§ **TASK DATA**:
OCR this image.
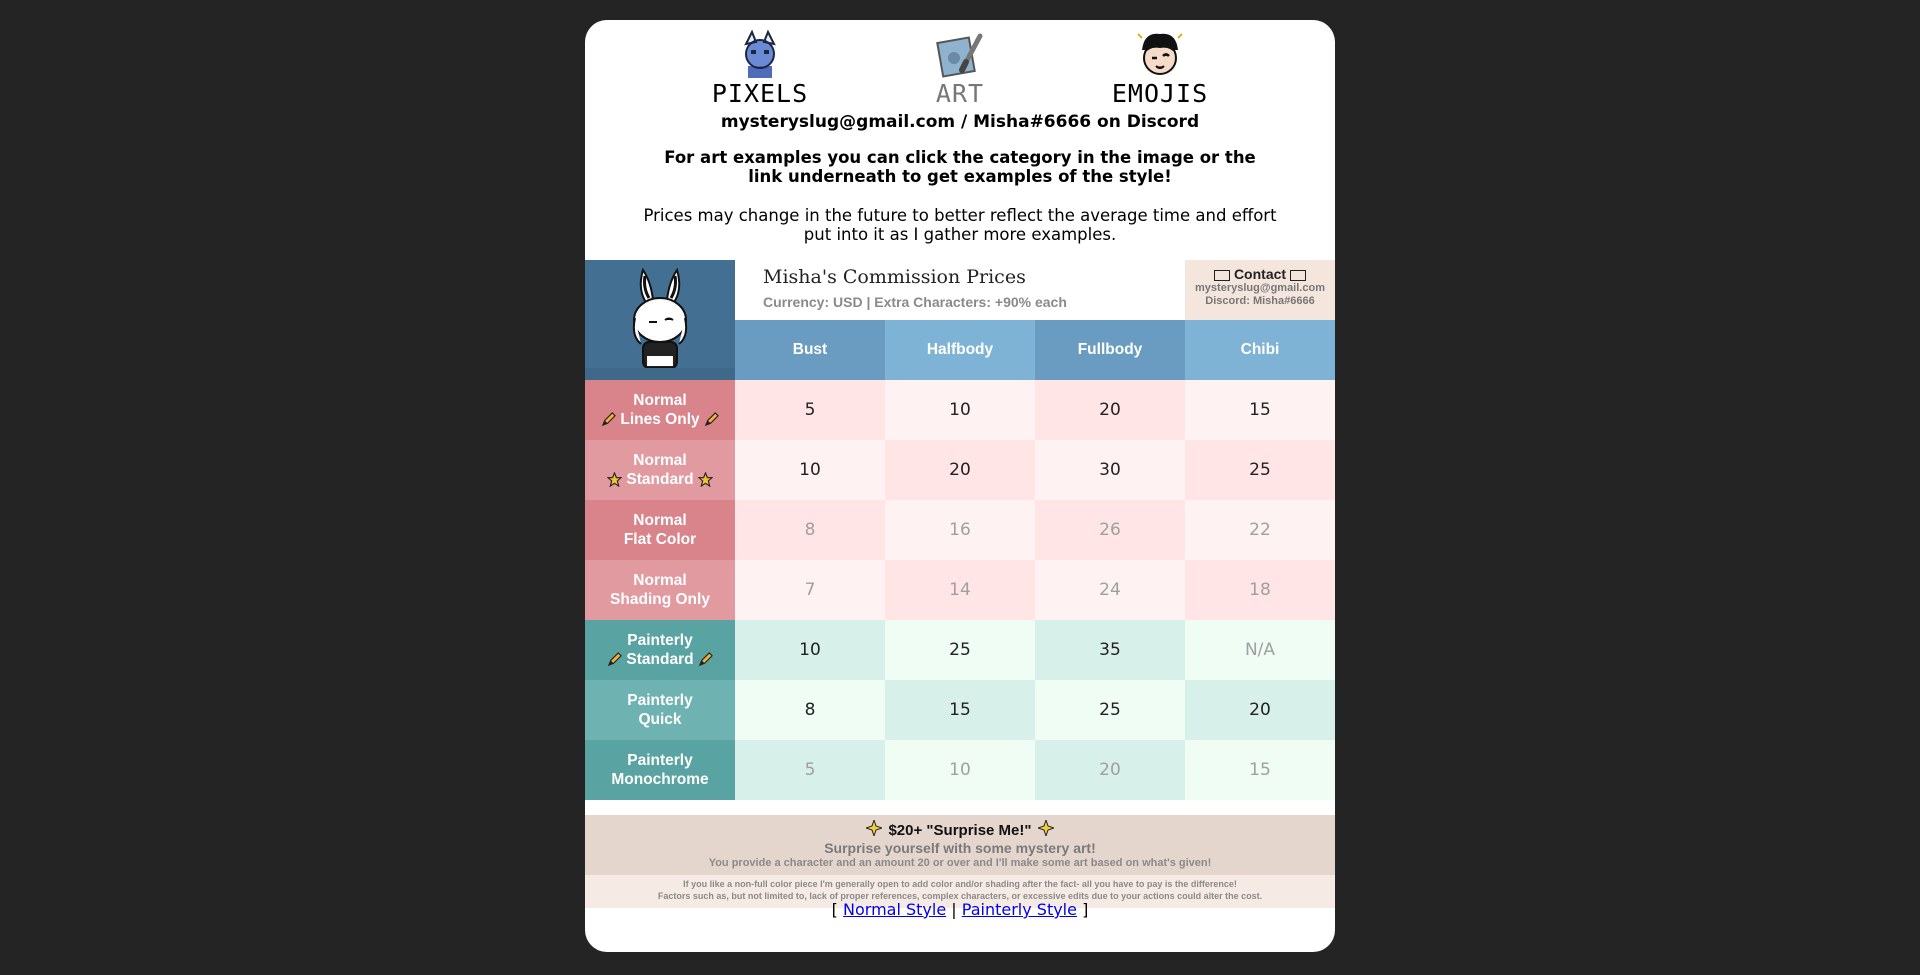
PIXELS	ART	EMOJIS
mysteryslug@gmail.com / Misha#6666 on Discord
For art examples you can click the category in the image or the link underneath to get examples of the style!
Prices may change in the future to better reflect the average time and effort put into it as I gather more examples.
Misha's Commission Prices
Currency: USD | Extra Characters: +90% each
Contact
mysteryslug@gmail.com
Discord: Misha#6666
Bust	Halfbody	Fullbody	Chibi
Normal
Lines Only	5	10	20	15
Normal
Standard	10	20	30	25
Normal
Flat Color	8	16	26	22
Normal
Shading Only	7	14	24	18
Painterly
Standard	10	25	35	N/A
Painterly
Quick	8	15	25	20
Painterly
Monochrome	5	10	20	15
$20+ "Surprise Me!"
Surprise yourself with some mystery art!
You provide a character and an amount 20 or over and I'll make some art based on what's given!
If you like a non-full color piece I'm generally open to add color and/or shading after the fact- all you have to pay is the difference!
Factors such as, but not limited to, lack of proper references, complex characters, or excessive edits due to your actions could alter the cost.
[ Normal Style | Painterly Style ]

§ **INSTRUCTIONS TO FOLLOW**:
Extract from the data every line where "Misha" shows up.

§ **SOLUTION FOR THIS EXERCISE**:
mysteryslug@gmail.com / Misha#6666 on Discord
Misha's Commission Prices
Discord: Misha#6666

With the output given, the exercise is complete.